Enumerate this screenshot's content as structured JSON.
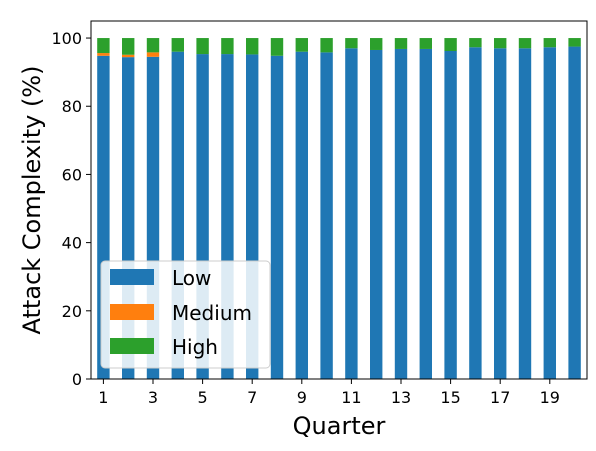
{
  "chart_data": {
    "type": "bar",
    "stacked": true,
    "xlabel": "Quarter",
    "ylabel": "Attack Complexity (%)",
    "ylim": [
      0,
      105
    ],
    "yticks": [
      0,
      20,
      40,
      60,
      80,
      100
    ],
    "categories": [
      "1",
      "2",
      "3",
      "4",
      "5",
      "6",
      "7",
      "8",
      "9",
      "10",
      "11",
      "12",
      "13",
      "14",
      "15",
      "16",
      "17",
      "18",
      "19",
      "20"
    ],
    "xtick_labels": [
      "1",
      "3",
      "5",
      "7",
      "9",
      "11",
      "13",
      "15",
      "17",
      "19"
    ],
    "series": [
      {
        "name": "Low",
        "color": "#1f77b4",
        "values": [
          94.8,
          94.4,
          94.5,
          96.0,
          95.3,
          95.3,
          95.2,
          94.8,
          96.0,
          95.8,
          97.0,
          96.5,
          96.8,
          96.8,
          96.2,
          97.3,
          97.0,
          97.0,
          97.3,
          97.5
        ]
      },
      {
        "name": "Medium",
        "color": "#ff7f0e",
        "values": [
          0.8,
          0.7,
          1.3,
          0,
          0,
          0,
          0,
          0,
          0,
          0,
          0,
          0,
          0,
          0,
          0,
          0,
          0,
          0,
          0,
          0
        ]
      },
      {
        "name": "High",
        "color": "#2ca02c",
        "values": [
          4.4,
          4.9,
          4.2,
          4.0,
          4.7,
          4.7,
          4.8,
          5.2,
          4.0,
          4.2,
          3.0,
          3.5,
          3.2,
          3.2,
          3.8,
          2.7,
          3.0,
          3.0,
          2.7,
          2.5
        ]
      }
    ],
    "legend_position": "lower-left",
    "grid": false
  }
}
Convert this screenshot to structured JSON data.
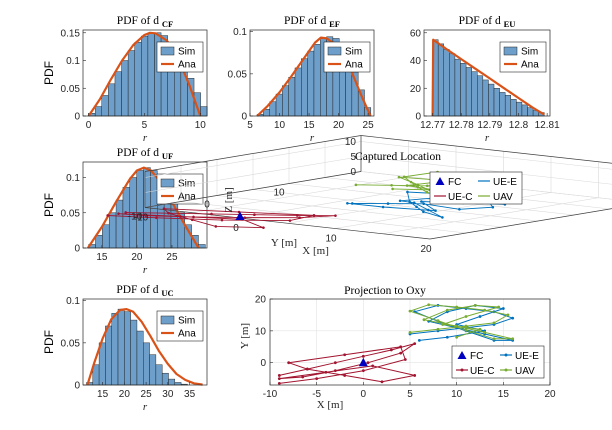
{
  "colors": {
    "hist": "#6e9fcb",
    "line": "#d95319",
    "uec": "#a2142f",
    "uee": "#0072bd",
    "uav": "#77ac30",
    "fc": "#0000c0"
  },
  "chart_data": [
    {
      "id": "cf",
      "type": "bar",
      "title": "PDF of d",
      "title_sub": "CF",
      "xlabel": "r",
      "ylabel": "PDF",
      "xlim": [
        -0.5,
        10.6
      ],
      "ylim": [
        0,
        0.155
      ],
      "xticks": [
        "0",
        "5",
        "10"
      ],
      "xtick_values": [
        0,
        5,
        10
      ],
      "yticks": [
        "0",
        "0.05",
        "0.1",
        "0.15"
      ],
      "ytick_values": [
        0,
        0.05,
        0.1,
        0.15
      ],
      "legend": [
        "Sim",
        "Ana"
      ],
      "legend_position": "top-right",
      "bin_start": 0,
      "bin_width": 0.59,
      "values": [
        0.005,
        0.017,
        0.037,
        0.058,
        0.08,
        0.1,
        0.118,
        0.133,
        0.144,
        0.15,
        0.15,
        0.145,
        0.133,
        0.115,
        0.093,
        0.068,
        0.042,
        0.017
      ],
      "curve": {
        "x": [
          0,
          1,
          2,
          3,
          4,
          5,
          5.5,
          6,
          7,
          8,
          9,
          10
        ],
        "y": [
          0,
          0.03,
          0.066,
          0.1,
          0.128,
          0.146,
          0.15,
          0.149,
          0.136,
          0.105,
          0.057,
          0
        ]
      }
    },
    {
      "id": "ef",
      "type": "bar",
      "title": "PDF of d",
      "title_sub": "EF",
      "xlabel": "r",
      "ylabel": "",
      "xlim": [
        5,
        26
      ],
      "ylim": [
        0,
        0.102
      ],
      "xticks": [
        "5",
        "10",
        "15",
        "20",
        "25"
      ],
      "xtick_values": [
        5,
        10,
        15,
        20,
        25
      ],
      "yticks": [
        "0",
        "0.05",
        "0.1"
      ],
      "ytick_values": [
        0,
        0.05,
        0.1
      ],
      "legend": [
        "Sim",
        "Ana"
      ],
      "legend_position": "top-right",
      "bin_start": 6.2,
      "bin_width": 1.07,
      "values": [
        0.002,
        0.008,
        0.017,
        0.026,
        0.036,
        0.046,
        0.057,
        0.068,
        0.077,
        0.085,
        0.092,
        0.094,
        0.092,
        0.086,
        0.07,
        0.052,
        0.031,
        0.01
      ],
      "curve": {
        "x": [
          6.2,
          8,
          10,
          12,
          14,
          16,
          17,
          18,
          20,
          22,
          24,
          25.4
        ],
        "y": [
          0,
          0.012,
          0.028,
          0.047,
          0.067,
          0.087,
          0.093,
          0.092,
          0.082,
          0.056,
          0.022,
          0
        ]
      }
    },
    {
      "id": "eu",
      "type": "bar",
      "title": "PDF of d",
      "title_sub": "EU",
      "xlabel": "r",
      "ylabel": "",
      "xlim": [
        12.767,
        12.811
      ],
      "ylim": [
        0,
        62
      ],
      "xticks": [
        "12.77",
        "12.78",
        "12.79",
        "12.8",
        "12.81"
      ],
      "xtick_values": [
        12.77,
        12.78,
        12.79,
        12.8,
        12.81
      ],
      "yticks": [
        "0",
        "20",
        "40",
        "60"
      ],
      "ytick_values": [
        0,
        20,
        40,
        60
      ],
      "legend": [
        "Sim",
        "Ana"
      ],
      "legend_position": "top-right",
      "bin_start": 12.77,
      "bin_width": 0.00195,
      "values": [
        55,
        52,
        48,
        45,
        41,
        38,
        35,
        32,
        29,
        26,
        23,
        20,
        17,
        15,
        12,
        10,
        8,
        6,
        4,
        2.5
      ],
      "curve": {
        "x": [
          12.77,
          12.7702,
          12.775,
          12.78,
          12.785,
          12.79,
          12.795,
          12.8,
          12.805,
          12.809
        ],
        "y": [
          0,
          55,
          48,
          41,
          34,
          27,
          20,
          13,
          6,
          1
        ]
      }
    },
    {
      "id": "uf",
      "type": "bar",
      "title": "PDF of d",
      "title_sub": "UF",
      "xlabel": "r",
      "ylabel": "PDF",
      "xlim": [
        12.3,
        30
      ],
      "ylim": [
        0,
        0.122
      ],
      "xticks": [
        "15",
        "20",
        "25"
      ],
      "xtick_values": [
        15,
        20,
        25
      ],
      "yticks": [
        "0",
        "0.05",
        "0.1"
      ],
      "ytick_values": [
        0,
        0.05,
        0.1
      ],
      "legend": [
        "Sim",
        "Ana"
      ],
      "legend_position": "top-right",
      "bin_start": 13.1,
      "bin_width": 0.98,
      "values": [
        0.005,
        0.018,
        0.033,
        0.05,
        0.068,
        0.086,
        0.1,
        0.11,
        0.114,
        0.11,
        0.1,
        0.086,
        0.068,
        0.05,
        0.033,
        0.018,
        0.005
      ],
      "curve": {
        "x": [
          13,
          15,
          17,
          19,
          20,
          21,
          22,
          23,
          25,
          27,
          28.8
        ],
        "y": [
          0,
          0.03,
          0.065,
          0.098,
          0.11,
          0.114,
          0.11,
          0.098,
          0.065,
          0.03,
          0
        ]
      }
    },
    {
      "id": "uc",
      "type": "bar",
      "title": "PDF of d",
      "title_sub": "UC",
      "xlabel": "r",
      "ylabel": "PDF",
      "xlim": [
        10.5,
        39
      ],
      "ylim": [
        0,
        0.102
      ],
      "xticks": [
        "15",
        "20",
        "25",
        "30",
        "35"
      ],
      "xtick_values": [
        15,
        20,
        25,
        30,
        35
      ],
      "yticks": [
        "0",
        "0.05",
        "0.1"
      ],
      "ytick_values": [
        0,
        0.05,
        0.1
      ],
      "legend": [
        "Sim",
        "Ana"
      ],
      "legend_position": "top-right",
      "bin_start": 11.3,
      "bin_width": 1.45,
      "values": [
        0.003,
        0.024,
        0.05,
        0.07,
        0.085,
        0.09,
        0.087,
        0.077,
        0.064,
        0.05,
        0.036,
        0.024,
        0.014,
        0.007,
        0.003,
        0.001
      ],
      "curve": {
        "x": [
          11.5,
          13,
          15,
          17,
          19,
          20.5,
          22,
          24,
          26,
          28,
          30,
          32,
          34,
          36,
          38
        ],
        "y": [
          0,
          0.025,
          0.055,
          0.078,
          0.089,
          0.09,
          0.087,
          0.075,
          0.058,
          0.04,
          0.025,
          0.013,
          0.006,
          0.002,
          0.0005
        ]
      }
    },
    {
      "id": "loc3d",
      "type": "scatter",
      "title": "Captured Location",
      "xlabel": "X [m]",
      "ylabel": "Y [m]",
      "zlabel": "Z [m]",
      "xticks": [
        "-10",
        "0",
        "10",
        "20"
      ],
      "xtick_values": [
        -10,
        0,
        10,
        20
      ],
      "yticks": [
        "10",
        "0",
        "-10"
      ],
      "ytick_values": [
        10,
        0,
        -10
      ],
      "zticks": [
        "0",
        "5",
        "10"
      ],
      "ztick_values": [
        0,
        5,
        10
      ],
      "legend": [
        "FC",
        "UE-E",
        "UE-C",
        "UAV"
      ],
      "legend_position": "top-right"
    },
    {
      "id": "oxy",
      "type": "scatter",
      "title": "Projection to Oxy",
      "xlabel": "X [m]",
      "ylabel": "Y [m]",
      "xlim": [
        -10,
        20
      ],
      "ylim": [
        -7,
        20
      ],
      "xticks": [
        "-10",
        "-5",
        "0",
        "5",
        "10",
        "15",
        "20"
      ],
      "xtick_values": [
        -10,
        -5,
        0,
        5,
        10,
        15,
        20
      ],
      "yticks": [
        "0",
        "10",
        "20"
      ],
      "ytick_values": [
        0,
        10,
        20
      ],
      "legend": [
        "FC",
        "UE-E",
        "UE-C",
        "UAV"
      ],
      "legend_position": "bottom-right",
      "fc": [
        0,
        0
      ],
      "series": [
        {
          "name": "UE-C",
          "x": [
            -9,
            -6,
            -3,
            0,
            3,
            5.5,
            4,
            0.5,
            -3,
            -6.5,
            -9,
            -4,
            1,
            5.5,
            2,
            -2,
            -6,
            -8,
            -2,
            4,
            4.5,
            0,
            -5,
            -9
          ],
          "y": [
            -4,
            -2,
            0,
            2,
            4,
            6,
            3,
            0,
            -2.5,
            -4.5,
            -5,
            -3,
            -1,
            -4,
            -6,
            -4,
            -2,
            0,
            2.5,
            5,
            1,
            -2.5,
            -5,
            -6.5
          ]
        },
        {
          "name": "UE-E",
          "x": [
            5,
            8,
            11,
            14,
            16,
            14,
            11,
            8,
            5.5,
            8,
            11,
            14,
            16,
            13,
            10,
            7,
            9,
            12,
            15,
            12.5,
            10,
            13,
            9,
            6
          ],
          "y": [
            9,
            10,
            11,
            12,
            14,
            16,
            17,
            18,
            16,
            13,
            10,
            7,
            7,
            9,
            11,
            13,
            16,
            18,
            17,
            14.5,
            12,
            10,
            8,
            7
          ]
        },
        {
          "name": "UAV",
          "x": [
            5,
            8,
            11,
            14,
            15.5,
            13,
            10,
            7,
            5,
            8,
            11,
            14,
            16,
            13,
            10,
            6.5,
            9,
            12,
            14.5,
            11,
            8.5,
            12.5,
            10
          ],
          "y": [
            9.5,
            10.5,
            11.5,
            12.5,
            15,
            16.5,
            17.5,
            18.2,
            16.2,
            13.2,
            10.2,
            7.5,
            7.5,
            9.5,
            11.5,
            13.5,
            16.5,
            18,
            17.5,
            14.5,
            12,
            10.5,
            8
          ]
        }
      ]
    }
  ]
}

◆ ◆ ◆

Scan the material above for the string "screenshot" and return the lines that hold it.

Enumerate this screenshot's content as structured JSON.
Convert this screenshot to structured JSON data.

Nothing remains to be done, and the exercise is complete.